● **RECORDS FOR PROCESSING**:
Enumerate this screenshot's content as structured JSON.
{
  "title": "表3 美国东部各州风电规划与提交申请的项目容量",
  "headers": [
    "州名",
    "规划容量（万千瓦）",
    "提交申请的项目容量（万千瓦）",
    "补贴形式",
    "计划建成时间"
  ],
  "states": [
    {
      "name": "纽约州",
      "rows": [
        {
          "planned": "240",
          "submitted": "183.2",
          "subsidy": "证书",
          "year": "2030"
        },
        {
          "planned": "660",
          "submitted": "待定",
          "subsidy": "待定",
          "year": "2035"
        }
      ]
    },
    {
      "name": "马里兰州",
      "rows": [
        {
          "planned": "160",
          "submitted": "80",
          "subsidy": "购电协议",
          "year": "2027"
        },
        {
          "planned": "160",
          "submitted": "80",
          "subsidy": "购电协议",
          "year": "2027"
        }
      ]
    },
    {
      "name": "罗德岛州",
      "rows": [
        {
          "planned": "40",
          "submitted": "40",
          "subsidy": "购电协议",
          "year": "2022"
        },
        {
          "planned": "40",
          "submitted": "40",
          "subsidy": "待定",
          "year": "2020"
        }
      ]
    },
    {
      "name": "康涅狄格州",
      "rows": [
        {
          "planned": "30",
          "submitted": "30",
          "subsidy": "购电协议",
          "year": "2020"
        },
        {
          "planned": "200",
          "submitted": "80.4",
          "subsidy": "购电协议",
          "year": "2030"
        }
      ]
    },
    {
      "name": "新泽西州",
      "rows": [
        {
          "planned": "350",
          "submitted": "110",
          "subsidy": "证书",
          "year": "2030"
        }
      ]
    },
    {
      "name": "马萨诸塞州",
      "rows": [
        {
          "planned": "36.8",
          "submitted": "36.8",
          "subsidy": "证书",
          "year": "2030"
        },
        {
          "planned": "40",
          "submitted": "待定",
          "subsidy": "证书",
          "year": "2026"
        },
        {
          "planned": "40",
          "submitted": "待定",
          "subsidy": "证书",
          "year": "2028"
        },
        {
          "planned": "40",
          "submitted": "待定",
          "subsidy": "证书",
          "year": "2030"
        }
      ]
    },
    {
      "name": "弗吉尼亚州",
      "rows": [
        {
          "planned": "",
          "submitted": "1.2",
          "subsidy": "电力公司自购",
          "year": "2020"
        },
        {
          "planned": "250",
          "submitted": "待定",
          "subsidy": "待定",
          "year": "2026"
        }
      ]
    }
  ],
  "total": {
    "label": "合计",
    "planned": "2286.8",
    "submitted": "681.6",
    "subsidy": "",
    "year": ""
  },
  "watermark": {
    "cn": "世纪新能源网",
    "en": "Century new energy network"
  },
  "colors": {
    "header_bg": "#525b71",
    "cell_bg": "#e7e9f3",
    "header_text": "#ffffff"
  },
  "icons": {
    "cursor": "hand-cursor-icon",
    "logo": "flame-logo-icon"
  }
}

● **REQUIREMENT**:
Output every entry shown above, exactly.

● **EXERCISE RESPONSE**:
Enumerate this screenshot's content as structured JSON.
{
  "title": "表3 美国东部各州风电规划与提交申请的项目容量",
  "headers": [
    "州名",
    "规划容量（万千瓦）",
    "提交申请的项目容量（万千瓦）",
    "补贴形式",
    "计划建成时间"
  ],
  "states": [
    {
      "name": "纽约州",
      "rows": [
        {
          "planned": "240",
          "submitted": "183.2",
          "subsidy": "证书",
          "year": "2030"
        },
        {
          "planned": "660",
          "submitted": "待定",
          "subsidy": "待定",
          "year": "2035"
        }
      ]
    },
    {
      "name": "马里兰州",
      "rows": [
        {
          "planned": "160",
          "submitted": "80",
          "subsidy": "购电协议",
          "year": "2027"
        },
        {
          "planned": "160",
          "submitted": "80",
          "subsidy": "购电协议",
          "year": "2027"
        }
      ]
    },
    {
      "name": "罗德岛州",
      "rows": [
        {
          "planned": "40",
          "submitted": "40",
          "subsidy": "购电协议",
          "year": "2022"
        },
        {
          "planned": "40",
          "submitted": "40",
          "subsidy": "待定",
          "year": "2020"
        }
      ]
    },
    {
      "name": "康涅狄格州",
      "rows": [
        {
          "planned": "30",
          "submitted": "30",
          "subsidy": "购电协议",
          "year": "2020"
        },
        {
          "planned": "200",
          "submitted": "80.4",
          "subsidy": "购电协议",
          "year": "2030"
        }
      ]
    },
    {
      "name": "新泽西州",
      "rows": [
        {
          "planned": "350",
          "submitted": "110",
          "subsidy": "证书",
          "year": "2030"
        }
      ]
    },
    {
      "name": "马萨诸塞州",
      "rows": [
        {
          "planned": "36.8",
          "submitted": "36.8",
          "subsidy": "证书",
          "year": "2030"
        },
        {
          "planned": "40",
          "submitted": "待定",
          "subsidy": "证书",
          "year": "2026"
        },
        {
          "planned": "40",
          "submitted": "待定",
          "subsidy": "证书",
          "year": "2028"
        },
        {
          "planned": "40",
          "submitted": "待定",
          "subsidy": "证书",
          "year": "2030"
        }
      ]
    },
    {
      "name": "弗吉尼亚州",
      "rows": [
        {
          "planned": "",
          "submitted": "1.2",
          "subsidy": "电力公司自购",
          "year": "2020"
        },
        {
          "planned": "250",
          "submitted": "待定",
          "subsidy": "待定",
          "year": "2026"
        }
      ]
    }
  ],
  "total": {
    "label": "合计",
    "planned": "2286.8",
    "submitted": "681.6",
    "subsidy": "",
    "year": ""
  },
  "watermark": {
    "cn": "世纪新能源网",
    "en": "Century new energy network"
  },
  "colors": {
    "header_bg": "#525b71",
    "cell_bg": "#e7e9f3",
    "header_text": "#ffffff"
  },
  "icons": {
    "cursor": "hand-cursor-icon",
    "logo": "flame-logo-icon"
  }
}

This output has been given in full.